What follows is a set of entries. Repeat them exactly, but not their pictures.

-- begin --

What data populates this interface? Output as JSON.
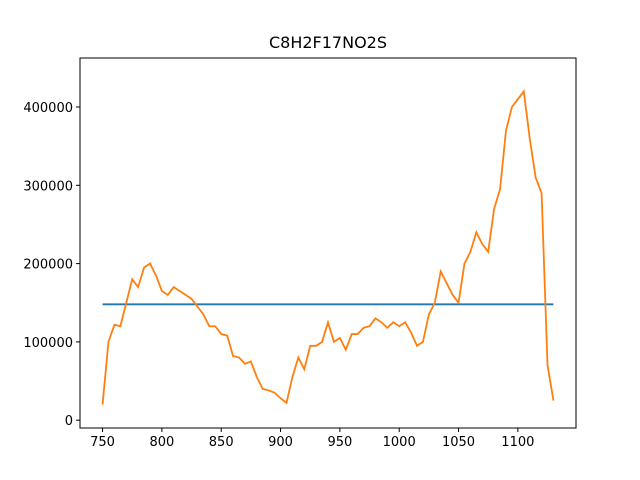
{
  "chart_data": {
    "type": "line",
    "title": "C8H2F17NO2S",
    "series": [
      {
        "color": "#1f77b4",
        "x": [
          750,
          1130
        ],
        "values": [
          148000,
          148000
        ]
      },
      {
        "color": "#ff7f0e",
        "x": [
          750,
          755,
          760,
          765,
          770,
          775,
          780,
          785,
          790,
          795,
          800,
          805,
          810,
          815,
          820,
          825,
          830,
          835,
          840,
          845,
          850,
          855,
          860,
          865,
          870,
          875,
          880,
          885,
          890,
          895,
          900,
          905,
          910,
          915,
          920,
          925,
          930,
          935,
          940,
          945,
          950,
          955,
          960,
          965,
          970,
          975,
          980,
          985,
          990,
          995,
          1000,
          1005,
          1010,
          1015,
          1020,
          1025,
          1030,
          1035,
          1040,
          1045,
          1050,
          1055,
          1060,
          1065,
          1070,
          1075,
          1080,
          1085,
          1090,
          1095,
          1100,
          1105,
          1110,
          1115,
          1120,
          1125,
          1130
        ],
        "values": [
          20000,
          100000,
          122000,
          120000,
          150000,
          180000,
          170000,
          195000,
          200000,
          185000,
          165000,
          160000,
          170000,
          165000,
          160000,
          155000,
          145000,
          135000,
          120000,
          120000,
          110000,
          108000,
          82000,
          80000,
          72000,
          75000,
          55000,
          40000,
          38000,
          35000,
          28000,
          22000,
          55000,
          80000,
          65000,
          95000,
          95000,
          100000,
          125000,
          100000,
          105000,
          90000,
          110000,
          110000,
          118000,
          120000,
          130000,
          125000,
          118000,
          125000,
          120000,
          125000,
          112000,
          95000,
          100000,
          135000,
          150000,
          190000,
          175000,
          160000,
          150000,
          200000,
          215000,
          240000,
          225000,
          215000,
          270000,
          295000,
          370000,
          400000,
          410000,
          420000,
          360000,
          310000,
          290000,
          70000,
          25000
        ]
      }
    ],
    "xlim": [
      731,
      1149
    ],
    "xticks": [
      750,
      800,
      850,
      900,
      950,
      1000,
      1050,
      1100
    ],
    "ylim": [
      -10000,
      462600
    ],
    "yticks": [
      0,
      100000,
      200000,
      300000,
      400000
    ]
  }
}
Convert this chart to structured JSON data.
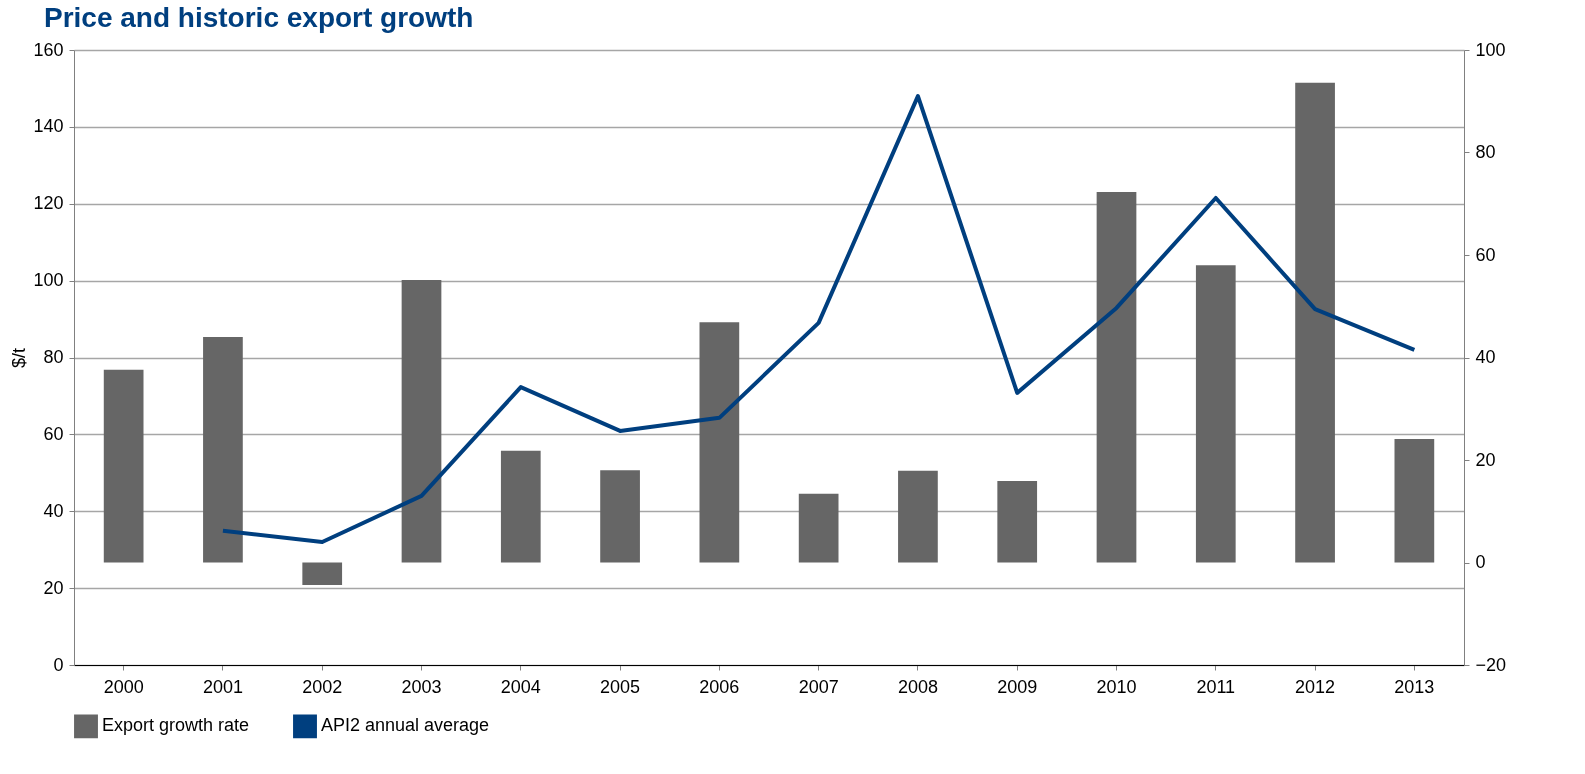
{
  "chart_data": {
    "type": "bar",
    "title": "Price and historic export growth",
    "ylabel": "$/t",
    "categories": [
      "2000",
      "2001",
      "2002",
      "2003",
      "2004",
      "2005",
      "2006",
      "2007",
      "2008",
      "2009",
      "2010",
      "2011",
      "2012",
      "2013"
    ],
    "series": [
      {
        "name": "Export growth rate",
        "axis": "y2",
        "color": "#666666",
        "values": [
          37.6,
          44,
          -4.4,
          55.1,
          21.8,
          18,
          46.9,
          13.4,
          17.9,
          15.9,
          72.3,
          58,
          93.6,
          24.1
        ]
      },
      {
        "name": "API2 annual average",
        "type": "line",
        "color": "#003f7f",
        "values": [
          null,
          34.9,
          32,
          44,
          72.3,
          60.9,
          64.3,
          89,
          148,
          70.8,
          92.9,
          121.5,
          92.6,
          82
        ]
      }
    ],
    "ylim": [
      0,
      160
    ],
    "yticks": [
      0,
      20,
      40,
      60,
      80,
      100,
      120,
      140,
      160
    ],
    "y2lim": [
      -20,
      100
    ],
    "y2ticks": [
      -20,
      0,
      20,
      40,
      60,
      80,
      100
    ],
    "grid": "y",
    "legend": "bottom"
  }
}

-- end --

• The reply
What data populates this interface? Output as JSON.
{
  "chart_data": {
    "type": "line",
    "title": "C8H2F17NO2S",
    "series": [
      {
        "color": "#1f77b4",
        "x": [
          750,
          1130
        ],
        "values": [
          148000,
          148000
        ]
      },
      {
        "color": "#ff7f0e",
        "x": [
          750,
          755,
          760,
          765,
          770,
          775,
          780,
          785,
          790,
          795,
          800,
          805,
          810,
          815,
          820,
          825,
          830,
          835,
          840,
          845,
          850,
          855,
          860,
          865,
          870,
          875,
          880,
          885,
          890,
          895,
          900,
          905,
          910,
          915,
          920,
          925,
          930,
          935,
          940,
          945,
          950,
          955,
          960,
          965,
          970,
          975,
          980,
          985,
          990,
          995,
          1000,
          1005,
          1010,
          1015,
          1020,
          1025,
          1030,
          1035,
          1040,
          1045,
          1050,
          1055,
          1060,
          1065,
          1070,
          1075,
          1080,
          1085,
          1090,
          1095,
          1100,
          1105,
          1110,
          1115,
          1120,
          1125,
          1130
        ],
        "values": [
          20000,
          100000,
          122000,
          120000,
          150000,
          180000,
          170000,
          195000,
          200000,
          185000,
          165000,
          160000,
          170000,
          165000,
          160000,
          155000,
          145000,
          135000,
          120000,
          120000,
          110000,
          108000,
          82000,
          80000,
          72000,
          75000,
          55000,
          40000,
          38000,
          35000,
          28000,
          22000,
          55000,
          80000,
          65000,
          95000,
          95000,
          100000,
          125000,
          100000,
          105000,
          90000,
          110000,
          110000,
          118000,
          120000,
          130000,
          125000,
          118000,
          125000,
          120000,
          125000,
          112000,
          95000,
          100000,
          135000,
          150000,
          190000,
          175000,
          160000,
          150000,
          200000,
          215000,
          240000,
          225000,
          215000,
          270000,
          295000,
          370000,
          400000,
          410000,
          420000,
          360000,
          310000,
          290000,
          70000,
          25000
        ]
      }
    ],
    "xlim": [
      731,
      1149
    ],
    "xticks": [
      750,
      800,
      850,
      900,
      950,
      1000,
      1050,
      1100
    ],
    "ylim": [
      -10000,
      462600
    ],
    "yticks": [
      0,
      100000,
      200000,
      300000,
      400000
    ]
  }
}
Convert this chart to structured JSON data.
{
  "chart_data": {
    "type": "bar",
    "title": "Price and historic export growth",
    "ylabel": "$/t",
    "categories": [
      "2000",
      "2001",
      "2002",
      "2003",
      "2004",
      "2005",
      "2006",
      "2007",
      "2008",
      "2009",
      "2010",
      "2011",
      "2012",
      "2013"
    ],
    "series": [
      {
        "name": "Export growth rate",
        "axis": "y2",
        "color": "#666666",
        "values": [
          37.6,
          44,
          -4.4,
          55.1,
          21.8,
          18,
          46.9,
          13.4,
          17.9,
          15.9,
          72.3,
          58,
          93.6,
          24.1
        ]
      },
      {
        "name": "API2 annual average",
        "type": "line",
        "color": "#003f7f",
        "values": [
          null,
          34.9,
          32,
          44,
          72.3,
          60.9,
          64.3,
          89,
          148,
          70.8,
          92.9,
          121.5,
          92.6,
          82
        ]
      }
    ],
    "ylim": [
      0,
      160
    ],
    "yticks": [
      0,
      20,
      40,
      60,
      80,
      100,
      120,
      140,
      160
    ],
    "y2lim": [
      -20,
      100
    ],
    "y2ticks": [
      -20,
      0,
      20,
      40,
      60,
      80,
      100
    ],
    "grid": "y",
    "legend": "bottom"
  }
}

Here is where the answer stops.